### Texte fourni
▶
Martyanov, c’est l’évidence même, n’apporte rien de nouveau puisqu’il cite un texte que nous avons nous-mêmes mis en ligne. Ce que juge intéressant, c’est qu’il le cite, parmi d’autres nouvelles tendant à mettre en évidence une certaine prise de conscience, essentiellement aux USA, de la vérité-de-situation, de la situation militaire en Ukraine.
Mais ce qui m’intéresse plus encore, ce n’est pas tant les nouvelles du front qui seraient l’occasion de spéculations nouvelles sur sa réalité, que le fait que ces nouvelles viennent de Washington D.C. alors que s’est déroulée à Washington D.C. cette si étrange séquence dont on a vu quelques aspects (voir le 21 décembre 2022 [le député Matt Getz, chef de la “terrible twenty”, a effectivement proposé, le 6 janvier, la nomination de Trump comme ‘Speaker’], le 4 janvier 2023 et le 8 janvier 2023).
◀
### Données enregistrées
▶
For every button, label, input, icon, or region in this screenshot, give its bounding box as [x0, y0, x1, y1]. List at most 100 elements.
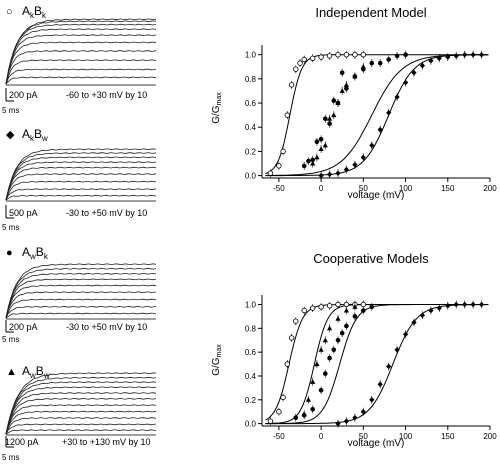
◀
### Tâche assignée
D'après le texte fourni, répondez aux questions suivantes en numérotant vos réponses de la même façon.
1. Qui a mis en ligne le texte que cite Martyanov ?
2. Dans quel pays se manifeste essentiellement la prise de conscience évoquée ?
3. Qui le député Matt Getz a-t-il proposé comme ‘Speaker’, et à quelle date ?

### Résultat de la tâche
1. Les auteurs du texte fourni eux-mêmes.
2. Aux USA.
3. Trump, le 6 janvier.